• What the task asks:
Restate the entries below verbatim.

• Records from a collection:
• • • • • • •

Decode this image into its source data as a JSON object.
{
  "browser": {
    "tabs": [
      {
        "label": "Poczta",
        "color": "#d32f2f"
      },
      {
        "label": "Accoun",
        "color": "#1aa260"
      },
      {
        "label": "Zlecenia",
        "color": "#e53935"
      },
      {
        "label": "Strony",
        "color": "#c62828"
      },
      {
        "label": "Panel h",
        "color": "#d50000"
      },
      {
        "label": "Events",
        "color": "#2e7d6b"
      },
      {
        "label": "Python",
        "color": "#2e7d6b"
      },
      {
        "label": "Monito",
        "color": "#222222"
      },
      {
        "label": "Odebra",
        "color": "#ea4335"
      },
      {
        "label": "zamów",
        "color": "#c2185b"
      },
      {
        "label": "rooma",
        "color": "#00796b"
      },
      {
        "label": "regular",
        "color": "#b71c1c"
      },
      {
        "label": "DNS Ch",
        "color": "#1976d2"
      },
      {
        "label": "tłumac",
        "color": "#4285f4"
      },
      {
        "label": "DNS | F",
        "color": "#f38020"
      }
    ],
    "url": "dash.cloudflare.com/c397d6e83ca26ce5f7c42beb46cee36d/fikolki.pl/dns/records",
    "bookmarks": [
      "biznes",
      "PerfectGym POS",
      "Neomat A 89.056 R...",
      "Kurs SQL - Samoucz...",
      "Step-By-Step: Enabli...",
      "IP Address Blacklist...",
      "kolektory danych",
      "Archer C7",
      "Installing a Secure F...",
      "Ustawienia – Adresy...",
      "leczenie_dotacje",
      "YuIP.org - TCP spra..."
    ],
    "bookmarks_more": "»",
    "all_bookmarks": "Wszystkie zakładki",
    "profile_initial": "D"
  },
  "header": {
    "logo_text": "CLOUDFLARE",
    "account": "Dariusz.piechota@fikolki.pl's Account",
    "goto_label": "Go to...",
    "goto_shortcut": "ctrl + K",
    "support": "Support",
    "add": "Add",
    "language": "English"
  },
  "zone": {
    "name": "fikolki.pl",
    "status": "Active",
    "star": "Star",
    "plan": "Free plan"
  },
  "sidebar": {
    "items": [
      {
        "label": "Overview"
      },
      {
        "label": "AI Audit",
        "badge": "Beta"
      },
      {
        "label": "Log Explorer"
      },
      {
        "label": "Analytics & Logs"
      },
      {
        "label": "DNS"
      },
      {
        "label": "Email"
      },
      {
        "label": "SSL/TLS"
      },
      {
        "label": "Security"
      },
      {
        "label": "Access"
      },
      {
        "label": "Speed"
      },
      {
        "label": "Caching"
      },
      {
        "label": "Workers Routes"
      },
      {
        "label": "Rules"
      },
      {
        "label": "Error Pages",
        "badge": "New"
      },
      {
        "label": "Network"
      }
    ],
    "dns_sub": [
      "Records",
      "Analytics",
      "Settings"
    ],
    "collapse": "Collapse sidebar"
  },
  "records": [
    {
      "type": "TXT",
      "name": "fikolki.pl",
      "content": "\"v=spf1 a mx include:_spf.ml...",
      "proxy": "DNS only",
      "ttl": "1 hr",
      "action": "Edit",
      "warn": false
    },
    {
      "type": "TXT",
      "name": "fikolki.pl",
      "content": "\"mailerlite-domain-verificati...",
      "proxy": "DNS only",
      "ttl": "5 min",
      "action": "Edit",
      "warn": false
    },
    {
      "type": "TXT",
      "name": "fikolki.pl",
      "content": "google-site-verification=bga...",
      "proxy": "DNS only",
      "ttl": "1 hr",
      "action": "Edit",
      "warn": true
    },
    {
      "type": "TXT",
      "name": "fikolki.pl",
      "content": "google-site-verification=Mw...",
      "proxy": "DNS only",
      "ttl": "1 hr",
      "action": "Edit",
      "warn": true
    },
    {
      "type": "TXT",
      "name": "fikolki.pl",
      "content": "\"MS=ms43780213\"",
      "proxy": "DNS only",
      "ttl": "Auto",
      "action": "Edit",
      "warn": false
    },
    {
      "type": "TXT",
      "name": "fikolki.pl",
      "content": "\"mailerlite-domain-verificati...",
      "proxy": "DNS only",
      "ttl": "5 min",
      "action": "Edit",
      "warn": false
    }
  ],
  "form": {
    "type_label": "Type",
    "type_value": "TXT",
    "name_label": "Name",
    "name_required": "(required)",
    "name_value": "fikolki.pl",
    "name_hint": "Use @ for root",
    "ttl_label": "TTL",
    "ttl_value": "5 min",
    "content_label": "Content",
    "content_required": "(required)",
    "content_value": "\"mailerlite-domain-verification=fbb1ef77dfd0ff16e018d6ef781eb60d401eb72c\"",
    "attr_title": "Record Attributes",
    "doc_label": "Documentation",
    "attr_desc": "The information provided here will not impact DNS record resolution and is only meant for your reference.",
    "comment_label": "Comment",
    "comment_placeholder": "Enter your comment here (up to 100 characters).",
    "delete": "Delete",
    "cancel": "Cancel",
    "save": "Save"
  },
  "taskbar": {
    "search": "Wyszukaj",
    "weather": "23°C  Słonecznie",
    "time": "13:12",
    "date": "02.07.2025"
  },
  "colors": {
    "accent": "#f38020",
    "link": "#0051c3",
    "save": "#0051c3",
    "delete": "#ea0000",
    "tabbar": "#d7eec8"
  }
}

• • • • • • •

• Output for this exercise:
Decode this image into its source data as a JSON object.
{
  "browser": {
    "tabs": [
      {
        "label": "Poczta",
        "color": "#d32f2f"
      },
      {
        "label": "Accoun",
        "color": "#1aa260"
      },
      {
        "label": "Zlecenia",
        "color": "#e53935"
      },
      {
        "label": "Strony",
        "color": "#c62828"
      },
      {
        "label": "Panel h",
        "color": "#d50000"
      },
      {
        "label": "Events",
        "color": "#2e7d6b"
      },
      {
        "label": "Python",
        "color": "#2e7d6b"
      },
      {
        "label": "Monito",
        "color": "#222222"
      },
      {
        "label": "Odebra",
        "color": "#ea4335"
      },
      {
        "label": "zamów",
        "color": "#c2185b"
      },
      {
        "label": "rooma",
        "color": "#00796b"
      },
      {
        "label": "regular",
        "color": "#b71c1c"
      },
      {
        "label": "DNS Ch",
        "color": "#1976d2"
      },
      {
        "label": "tłumac",
        "color": "#4285f4"
      },
      {
        "label": "DNS | F",
        "color": "#f38020"
      }
    ],
    "url": "dash.cloudflare.com/c397d6e83ca26ce5f7c42beb46cee36d/fikolki.pl/dns/records",
    "bookmarks": [
      "biznes",
      "PerfectGym POS",
      "Neomat A 89.056 R...",
      "Kurs SQL - Samoucz...",
      "Step-By-Step: Enabli...",
      "IP Address Blacklist...",
      "kolektory danych",
      "Archer C7",
      "Installing a Secure F...",
      "Ustawienia – Adresy...",
      "leczenie_dotacje",
      "YuIP.org - TCP spra..."
    ],
    "bookmarks_more": "»",
    "all_bookmarks": "Wszystkie zakładki",
    "profile_initial": "D"
  },
  "header": {
    "logo_text": "CLOUDFLARE",
    "account": "Dariusz.piechota@fikolki.pl's Account",
    "goto_label": "Go to...",
    "goto_shortcut": "ctrl + K",
    "support": "Support",
    "add": "Add",
    "language": "English"
  },
  "zone": {
    "name": "fikolki.pl",
    "status": "Active",
    "star": "Star",
    "plan": "Free plan"
  },
  "sidebar": {
    "items": [
      {
        "label": "Overview"
      },
      {
        "label": "AI Audit",
        "badge": "Beta"
      },
      {
        "label": "Log Explorer"
      },
      {
        "label": "Analytics & Logs"
      },
      {
        "label": "DNS"
      },
      {
        "label": "Email"
      },
      {
        "label": "SSL/TLS"
      },
      {
        "label": "Security"
      },
      {
        "label": "Access"
      },
      {
        "label": "Speed"
      },
      {
        "label": "Caching"
      },
      {
        "label": "Workers Routes"
      },
      {
        "label": "Rules"
      },
      {
        "label": "Error Pages",
        "badge": "New"
      },
      {
        "label": "Network"
      }
    ],
    "dns_sub": [
      "Records",
      "Analytics",
      "Settings"
    ],
    "collapse": "Collapse sidebar"
  },
  "records": [
    {
      "type": "TXT",
      "name": "fikolki.pl",
      "content": "\"v=spf1 a mx include:_spf.ml...",
      "proxy": "DNS only",
      "ttl": "1 hr",
      "action": "Edit",
      "warn": false
    },
    {
      "type": "TXT",
      "name": "fikolki.pl",
      "content": "\"mailerlite-domain-verificati...",
      "proxy": "DNS only",
      "ttl": "5 min",
      "action": "Edit",
      "warn": false
    },
    {
      "type": "TXT",
      "name": "fikolki.pl",
      "content": "google-site-verification=bga...",
      "proxy": "DNS only",
      "ttl": "1 hr",
      "action": "Edit",
      "warn": true
    },
    {
      "type": "TXT",
      "name": "fikolki.pl",
      "content": "google-site-verification=Mw...",
      "proxy": "DNS only",
      "ttl": "1 hr",
      "action": "Edit",
      "warn": true
    },
    {
      "type": "TXT",
      "name": "fikolki.pl",
      "content": "\"MS=ms43780213\"",
      "proxy": "DNS only",
      "ttl": "Auto",
      "action": "Edit",
      "warn": false
    },
    {
      "type": "TXT",
      "name": "fikolki.pl",
      "content": "\"mailerlite-domain-verificati...",
      "proxy": "DNS only",
      "ttl": "5 min",
      "action": "Edit",
      "warn": false
    }
  ],
  "form": {
    "type_label": "Type",
    "type_value": "TXT",
    "name_label": "Name",
    "name_required": "(required)",
    "name_value": "fikolki.pl",
    "name_hint": "Use @ for root",
    "ttl_label": "TTL",
    "ttl_value": "5 min",
    "content_label": "Content",
    "content_required": "(required)",
    "content_value": "\"mailerlite-domain-verification=fbb1ef77dfd0ff16e018d6ef781eb60d401eb72c\"",
    "attr_title": "Record Attributes",
    "doc_label": "Documentation",
    "attr_desc": "The information provided here will not impact DNS record resolution and is only meant for your reference.",
    "comment_label": "Comment",
    "comment_placeholder": "Enter your comment here (up to 100 characters).",
    "delete": "Delete",
    "cancel": "Cancel",
    "save": "Save"
  },
  "taskbar": {
    "search": "Wyszukaj",
    "weather": "23°C  Słonecznie",
    "time": "13:12",
    "date": "02.07.2025"
  },
  "colors": {
    "accent": "#f38020",
    "link": "#0051c3",
    "save": "#0051c3",
    "delete": "#ea0000",
    "tabbar": "#d7eec8"
  }
}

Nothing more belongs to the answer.